---- Dataset records

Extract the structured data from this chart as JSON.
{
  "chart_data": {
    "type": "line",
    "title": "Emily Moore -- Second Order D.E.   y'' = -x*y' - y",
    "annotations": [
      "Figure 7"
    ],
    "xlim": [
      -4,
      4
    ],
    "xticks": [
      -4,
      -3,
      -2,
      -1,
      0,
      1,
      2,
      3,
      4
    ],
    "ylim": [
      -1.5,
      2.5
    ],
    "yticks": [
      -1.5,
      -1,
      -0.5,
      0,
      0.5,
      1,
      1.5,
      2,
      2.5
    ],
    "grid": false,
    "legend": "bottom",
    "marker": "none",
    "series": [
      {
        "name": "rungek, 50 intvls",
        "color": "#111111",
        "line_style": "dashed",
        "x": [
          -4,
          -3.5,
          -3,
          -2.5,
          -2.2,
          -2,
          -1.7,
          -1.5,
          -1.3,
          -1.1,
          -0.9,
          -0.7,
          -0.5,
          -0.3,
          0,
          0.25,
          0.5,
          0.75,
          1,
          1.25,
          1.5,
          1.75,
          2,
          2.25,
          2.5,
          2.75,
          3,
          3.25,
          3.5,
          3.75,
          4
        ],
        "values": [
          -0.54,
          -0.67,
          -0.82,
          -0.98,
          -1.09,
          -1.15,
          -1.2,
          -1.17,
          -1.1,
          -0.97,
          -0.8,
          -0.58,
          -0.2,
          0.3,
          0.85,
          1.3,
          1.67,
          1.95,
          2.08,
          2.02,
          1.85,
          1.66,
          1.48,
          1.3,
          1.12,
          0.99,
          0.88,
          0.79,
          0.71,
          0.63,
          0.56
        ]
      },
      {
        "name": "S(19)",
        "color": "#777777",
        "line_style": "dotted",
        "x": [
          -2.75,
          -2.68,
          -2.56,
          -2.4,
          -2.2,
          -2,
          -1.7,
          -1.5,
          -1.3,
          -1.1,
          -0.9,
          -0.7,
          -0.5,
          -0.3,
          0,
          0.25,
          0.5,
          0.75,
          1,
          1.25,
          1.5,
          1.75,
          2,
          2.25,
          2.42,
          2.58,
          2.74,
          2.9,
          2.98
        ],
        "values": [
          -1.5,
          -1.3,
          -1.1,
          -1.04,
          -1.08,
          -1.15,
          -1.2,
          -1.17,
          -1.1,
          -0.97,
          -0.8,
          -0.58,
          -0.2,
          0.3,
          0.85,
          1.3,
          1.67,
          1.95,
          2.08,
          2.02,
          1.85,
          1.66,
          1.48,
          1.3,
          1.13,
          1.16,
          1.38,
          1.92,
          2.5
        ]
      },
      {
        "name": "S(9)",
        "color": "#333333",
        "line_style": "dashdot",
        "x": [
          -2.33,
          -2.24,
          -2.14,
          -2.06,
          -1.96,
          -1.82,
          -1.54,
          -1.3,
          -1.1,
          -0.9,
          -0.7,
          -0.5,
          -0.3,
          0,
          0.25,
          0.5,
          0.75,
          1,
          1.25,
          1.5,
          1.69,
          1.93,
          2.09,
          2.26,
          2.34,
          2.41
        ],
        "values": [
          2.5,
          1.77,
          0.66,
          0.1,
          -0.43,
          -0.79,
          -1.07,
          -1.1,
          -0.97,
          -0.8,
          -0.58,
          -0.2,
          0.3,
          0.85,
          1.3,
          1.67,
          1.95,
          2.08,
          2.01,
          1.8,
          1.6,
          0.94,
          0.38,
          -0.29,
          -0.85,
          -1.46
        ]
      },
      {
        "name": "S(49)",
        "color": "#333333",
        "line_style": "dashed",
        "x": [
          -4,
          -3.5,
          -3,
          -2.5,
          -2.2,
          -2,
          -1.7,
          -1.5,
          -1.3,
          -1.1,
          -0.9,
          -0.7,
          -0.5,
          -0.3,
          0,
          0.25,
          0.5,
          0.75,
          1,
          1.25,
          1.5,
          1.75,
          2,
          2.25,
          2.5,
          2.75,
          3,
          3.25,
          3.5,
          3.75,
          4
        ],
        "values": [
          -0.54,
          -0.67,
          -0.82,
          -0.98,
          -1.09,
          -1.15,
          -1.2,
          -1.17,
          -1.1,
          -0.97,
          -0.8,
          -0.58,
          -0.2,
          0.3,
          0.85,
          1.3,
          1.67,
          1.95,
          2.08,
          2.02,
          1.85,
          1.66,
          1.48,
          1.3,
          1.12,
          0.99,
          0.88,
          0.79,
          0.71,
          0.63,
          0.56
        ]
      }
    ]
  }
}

--------

Your objective:
Write out every record shown above, word for word.

Expected answer:
Extract the structured data from this chart as JSON.
{
  "chart_data": {
    "type": "line",
    "title": "Emily Moore -- Second Order D.E.   y'' = -x*y' - y",
    "annotations": [
      "Figure 7"
    ],
    "xlim": [
      -4,
      4
    ],
    "xticks": [
      -4,
      -3,
      -2,
      -1,
      0,
      1,
      2,
      3,
      4
    ],
    "ylim": [
      -1.5,
      2.5
    ],
    "yticks": [
      -1.5,
      -1,
      -0.5,
      0,
      0.5,
      1,
      1.5,
      2,
      2.5
    ],
    "grid": false,
    "legend": "bottom",
    "marker": "none",
    "series": [
      {
        "name": "rungek, 50 intvls",
        "color": "#111111",
        "line_style": "dashed",
        "x": [
          -4,
          -3.5,
          -3,
          -2.5,
          -2.2,
          -2,
          -1.7,
          -1.5,
          -1.3,
          -1.1,
          -0.9,
          -0.7,
          -0.5,
          -0.3,
          0,
          0.25,
          0.5,
          0.75,
          1,
          1.25,
          1.5,
          1.75,
          2,
          2.25,
          2.5,
          2.75,
          3,
          3.25,
          3.5,
          3.75,
          4
        ],
        "values": [
          -0.54,
          -0.67,
          -0.82,
          -0.98,
          -1.09,
          -1.15,
          -1.2,
          -1.17,
          -1.1,
          -0.97,
          -0.8,
          -0.58,
          -0.2,
          0.3,
          0.85,
          1.3,
          1.67,
          1.95,
          2.08,
          2.02,
          1.85,
          1.66,
          1.48,
          1.3,
          1.12,
          0.99,
          0.88,
          0.79,
          0.71,
          0.63,
          0.56
        ]
      },
      {
        "name": "S(19)",
        "color": "#777777",
        "line_style": "dotted",
        "x": [
          -2.75,
          -2.68,
          -2.56,
          -2.4,
          -2.2,
          -2,
          -1.7,
          -1.5,
          -1.3,
          -1.1,
          -0.9,
          -0.7,
          -0.5,
          -0.3,
          0,
          0.25,
          0.5,
          0.75,
          1,
          1.25,
          1.5,
          1.75,
          2,
          2.25,
          2.42,
          2.58,
          2.74,
          2.9,
          2.98
        ],
        "values": [
          -1.5,
          -1.3,
          -1.1,
          -1.04,
          -1.08,
          -1.15,
          -1.2,
          -1.17,
          -1.1,
          -0.97,
          -0.8,
          -0.58,
          -0.2,
          0.3,
          0.85,
          1.3,
          1.67,
          1.95,
          2.08,
          2.02,
          1.85,
          1.66,
          1.48,
          1.3,
          1.13,
          1.16,
          1.38,
          1.92,
          2.5
        ]
      },
      {
        "name": "S(9)",
        "color": "#333333",
        "line_style": "dashdot",
        "x": [
          -2.33,
          -2.24,
          -2.14,
          -2.06,
          -1.96,
          -1.82,
          -1.54,
          -1.3,
          -1.1,
          -0.9,
          -0.7,
          -0.5,
          -0.3,
          0,
          0.25,
          0.5,
          0.75,
          1,
          1.25,
          1.5,
          1.69,
          1.93,
          2.09,
          2.26,
          2.34,
          2.41
        ],
        "values": [
          2.5,
          1.77,
          0.66,
          0.1,
          -0.43,
          -0.79,
          -1.07,
          -1.1,
          -0.97,
          -0.8,
          -0.58,
          -0.2,
          0.3,
          0.85,
          1.3,
          1.67,
          1.95,
          2.08,
          2.01,
          1.8,
          1.6,
          0.94,
          0.38,
          -0.29,
          -0.85,
          -1.46
        ]
      },
      {
        "name": "S(49)",
        "color": "#333333",
        "line_style": "dashed",
        "x": [
          -4,
          -3.5,
          -3,
          -2.5,
          -2.2,
          -2,
          -1.7,
          -1.5,
          -1.3,
          -1.1,
          -0.9,
          -0.7,
          -0.5,
          -0.3,
          0,
          0.25,
          0.5,
          0.75,
          1,
          1.25,
          1.5,
          1.75,
          2,
          2.25,
          2.5,
          2.75,
          3,
          3.25,
          3.5,
          3.75,
          4
        ],
        "values": [
          -0.54,
          -0.67,
          -0.82,
          -0.98,
          -1.09,
          -1.15,
          -1.2,
          -1.17,
          -1.1,
          -0.97,
          -0.8,
          -0.58,
          -0.2,
          0.3,
          0.85,
          1.3,
          1.67,
          1.95,
          2.08,
          2.02,
          1.85,
          1.66,
          1.48,
          1.3,
          1.12,
          0.99,
          0.88,
          0.79,
          0.71,
          0.63,
          0.56
        ]
      }
    ]
  }
}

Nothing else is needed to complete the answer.